▸ **Given task**
For each line below that contains the string "भगदड", copy that line.

## Start Material

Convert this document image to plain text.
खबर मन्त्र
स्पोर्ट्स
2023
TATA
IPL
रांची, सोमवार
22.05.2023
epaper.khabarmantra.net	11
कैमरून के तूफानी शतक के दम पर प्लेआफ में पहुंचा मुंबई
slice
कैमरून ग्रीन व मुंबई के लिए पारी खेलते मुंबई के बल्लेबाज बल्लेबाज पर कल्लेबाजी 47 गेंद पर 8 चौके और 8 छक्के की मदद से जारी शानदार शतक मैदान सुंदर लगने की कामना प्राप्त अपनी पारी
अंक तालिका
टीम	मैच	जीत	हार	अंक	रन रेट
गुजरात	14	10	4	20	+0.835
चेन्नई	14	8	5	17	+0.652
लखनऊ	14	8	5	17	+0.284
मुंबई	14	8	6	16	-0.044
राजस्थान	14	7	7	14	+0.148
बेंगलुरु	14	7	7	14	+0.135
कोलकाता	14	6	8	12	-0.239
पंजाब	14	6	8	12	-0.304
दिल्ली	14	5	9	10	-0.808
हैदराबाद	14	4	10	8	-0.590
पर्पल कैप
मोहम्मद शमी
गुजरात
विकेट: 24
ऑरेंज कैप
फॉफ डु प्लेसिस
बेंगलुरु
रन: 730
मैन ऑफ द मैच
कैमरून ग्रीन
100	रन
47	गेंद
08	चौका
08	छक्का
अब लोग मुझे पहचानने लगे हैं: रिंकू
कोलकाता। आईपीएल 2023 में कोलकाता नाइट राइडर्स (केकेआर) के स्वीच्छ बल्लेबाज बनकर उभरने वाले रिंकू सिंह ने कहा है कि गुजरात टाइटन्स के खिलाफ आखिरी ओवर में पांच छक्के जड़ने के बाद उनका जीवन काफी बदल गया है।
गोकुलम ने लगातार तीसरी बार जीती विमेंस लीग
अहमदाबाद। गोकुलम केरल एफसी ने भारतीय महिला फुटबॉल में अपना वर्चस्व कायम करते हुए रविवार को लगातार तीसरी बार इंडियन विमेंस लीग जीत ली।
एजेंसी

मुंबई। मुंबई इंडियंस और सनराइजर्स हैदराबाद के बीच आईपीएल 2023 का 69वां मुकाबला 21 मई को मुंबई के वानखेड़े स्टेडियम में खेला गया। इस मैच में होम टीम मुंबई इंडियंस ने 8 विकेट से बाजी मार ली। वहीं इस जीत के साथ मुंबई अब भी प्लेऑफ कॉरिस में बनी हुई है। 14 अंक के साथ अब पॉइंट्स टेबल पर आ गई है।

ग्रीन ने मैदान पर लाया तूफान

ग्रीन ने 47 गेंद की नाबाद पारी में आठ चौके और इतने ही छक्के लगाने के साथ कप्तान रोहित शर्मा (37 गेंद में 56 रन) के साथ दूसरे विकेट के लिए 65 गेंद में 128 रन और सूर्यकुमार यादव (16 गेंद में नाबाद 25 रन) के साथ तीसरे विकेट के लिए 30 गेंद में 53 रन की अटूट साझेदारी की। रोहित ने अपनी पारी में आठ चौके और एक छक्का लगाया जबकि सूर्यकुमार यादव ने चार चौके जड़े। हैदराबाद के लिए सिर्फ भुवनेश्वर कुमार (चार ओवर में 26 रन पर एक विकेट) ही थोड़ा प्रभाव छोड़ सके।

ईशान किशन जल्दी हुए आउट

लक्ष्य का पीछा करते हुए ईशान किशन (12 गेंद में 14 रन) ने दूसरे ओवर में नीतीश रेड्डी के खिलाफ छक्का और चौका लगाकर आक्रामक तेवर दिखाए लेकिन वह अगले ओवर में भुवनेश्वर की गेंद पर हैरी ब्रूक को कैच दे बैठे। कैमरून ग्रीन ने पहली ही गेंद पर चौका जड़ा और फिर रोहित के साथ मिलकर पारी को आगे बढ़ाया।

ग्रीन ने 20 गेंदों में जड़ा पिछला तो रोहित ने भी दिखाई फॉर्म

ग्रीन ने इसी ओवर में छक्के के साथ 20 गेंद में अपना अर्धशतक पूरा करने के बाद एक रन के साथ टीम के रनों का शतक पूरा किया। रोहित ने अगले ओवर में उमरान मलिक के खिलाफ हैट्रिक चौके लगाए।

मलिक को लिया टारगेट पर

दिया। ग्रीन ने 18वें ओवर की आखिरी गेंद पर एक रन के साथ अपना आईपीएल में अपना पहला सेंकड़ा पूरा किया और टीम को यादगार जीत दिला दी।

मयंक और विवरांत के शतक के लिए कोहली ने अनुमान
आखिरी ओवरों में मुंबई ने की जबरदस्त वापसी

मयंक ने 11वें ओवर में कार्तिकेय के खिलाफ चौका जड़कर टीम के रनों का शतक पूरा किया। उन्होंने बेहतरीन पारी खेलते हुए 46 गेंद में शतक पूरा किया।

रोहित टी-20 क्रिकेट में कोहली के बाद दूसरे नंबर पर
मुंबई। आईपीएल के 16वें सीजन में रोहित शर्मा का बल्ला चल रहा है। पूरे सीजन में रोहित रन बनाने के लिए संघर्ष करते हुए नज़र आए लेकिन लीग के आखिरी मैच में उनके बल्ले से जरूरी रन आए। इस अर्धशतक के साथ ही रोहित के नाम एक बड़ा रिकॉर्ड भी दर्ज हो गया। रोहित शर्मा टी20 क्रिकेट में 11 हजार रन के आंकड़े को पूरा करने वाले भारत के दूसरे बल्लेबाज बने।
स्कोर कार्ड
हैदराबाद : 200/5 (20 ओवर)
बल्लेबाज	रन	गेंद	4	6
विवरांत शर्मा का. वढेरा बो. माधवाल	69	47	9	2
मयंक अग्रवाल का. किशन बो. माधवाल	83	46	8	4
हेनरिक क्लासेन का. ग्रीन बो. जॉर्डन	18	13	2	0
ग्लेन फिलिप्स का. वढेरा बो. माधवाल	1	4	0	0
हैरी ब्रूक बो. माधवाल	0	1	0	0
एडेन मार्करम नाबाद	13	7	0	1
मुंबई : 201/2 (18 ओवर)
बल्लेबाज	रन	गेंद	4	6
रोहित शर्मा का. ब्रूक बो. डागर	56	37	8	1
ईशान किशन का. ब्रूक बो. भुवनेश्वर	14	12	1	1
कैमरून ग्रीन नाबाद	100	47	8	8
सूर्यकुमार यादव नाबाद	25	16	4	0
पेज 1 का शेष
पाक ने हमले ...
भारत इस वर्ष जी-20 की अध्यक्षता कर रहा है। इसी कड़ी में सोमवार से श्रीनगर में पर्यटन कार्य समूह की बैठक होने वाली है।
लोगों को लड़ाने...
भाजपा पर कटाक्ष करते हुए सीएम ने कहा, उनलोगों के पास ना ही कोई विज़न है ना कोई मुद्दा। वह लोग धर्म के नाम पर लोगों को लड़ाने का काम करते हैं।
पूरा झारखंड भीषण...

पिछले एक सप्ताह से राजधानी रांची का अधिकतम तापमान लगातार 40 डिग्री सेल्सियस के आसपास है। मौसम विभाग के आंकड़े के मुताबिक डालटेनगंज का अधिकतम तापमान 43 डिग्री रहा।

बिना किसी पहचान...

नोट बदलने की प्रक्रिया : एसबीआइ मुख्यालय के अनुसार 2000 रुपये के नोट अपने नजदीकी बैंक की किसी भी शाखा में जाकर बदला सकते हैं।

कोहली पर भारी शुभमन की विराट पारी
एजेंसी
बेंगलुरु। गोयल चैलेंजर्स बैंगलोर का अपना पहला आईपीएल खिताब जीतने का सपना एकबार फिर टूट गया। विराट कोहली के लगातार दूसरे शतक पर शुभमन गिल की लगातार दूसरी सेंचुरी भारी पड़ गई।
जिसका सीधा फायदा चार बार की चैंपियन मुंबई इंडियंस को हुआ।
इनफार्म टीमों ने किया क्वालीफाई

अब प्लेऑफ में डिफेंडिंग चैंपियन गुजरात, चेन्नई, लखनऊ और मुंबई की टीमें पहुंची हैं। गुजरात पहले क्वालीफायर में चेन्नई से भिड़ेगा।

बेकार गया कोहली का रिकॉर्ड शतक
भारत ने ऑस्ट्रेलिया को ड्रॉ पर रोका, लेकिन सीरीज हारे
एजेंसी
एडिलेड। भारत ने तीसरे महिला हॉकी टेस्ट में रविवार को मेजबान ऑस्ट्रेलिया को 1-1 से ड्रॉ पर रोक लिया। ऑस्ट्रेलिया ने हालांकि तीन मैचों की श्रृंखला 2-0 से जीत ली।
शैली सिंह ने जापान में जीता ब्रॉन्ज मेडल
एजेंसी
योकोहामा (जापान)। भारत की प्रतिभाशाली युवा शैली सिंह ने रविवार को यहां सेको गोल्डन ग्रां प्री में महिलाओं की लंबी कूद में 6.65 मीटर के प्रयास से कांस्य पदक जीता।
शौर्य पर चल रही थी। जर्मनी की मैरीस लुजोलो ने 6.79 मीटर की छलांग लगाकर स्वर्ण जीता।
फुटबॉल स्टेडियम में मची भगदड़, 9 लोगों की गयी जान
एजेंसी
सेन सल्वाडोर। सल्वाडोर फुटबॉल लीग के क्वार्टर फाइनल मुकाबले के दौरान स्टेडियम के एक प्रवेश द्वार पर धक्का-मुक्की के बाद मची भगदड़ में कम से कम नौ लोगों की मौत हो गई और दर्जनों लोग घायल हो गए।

## End Material

▸ **Full response**
फुटबॉल स्टेडियम में मची भगदड़, 9 लोगों की गयी जान
सेन सल्वाडोर। सल्वाडोर फुटबॉल लीग के क्वार्टर फाइनल मुकाबले के दौरान स्टेडियम के एक प्रवेश द्वार पर धक्का-मुक्की के बाद मची भगदड़ में कम से कम नौ लोगों की मौत हो गई और दर्जनों लोग घायल हो गए।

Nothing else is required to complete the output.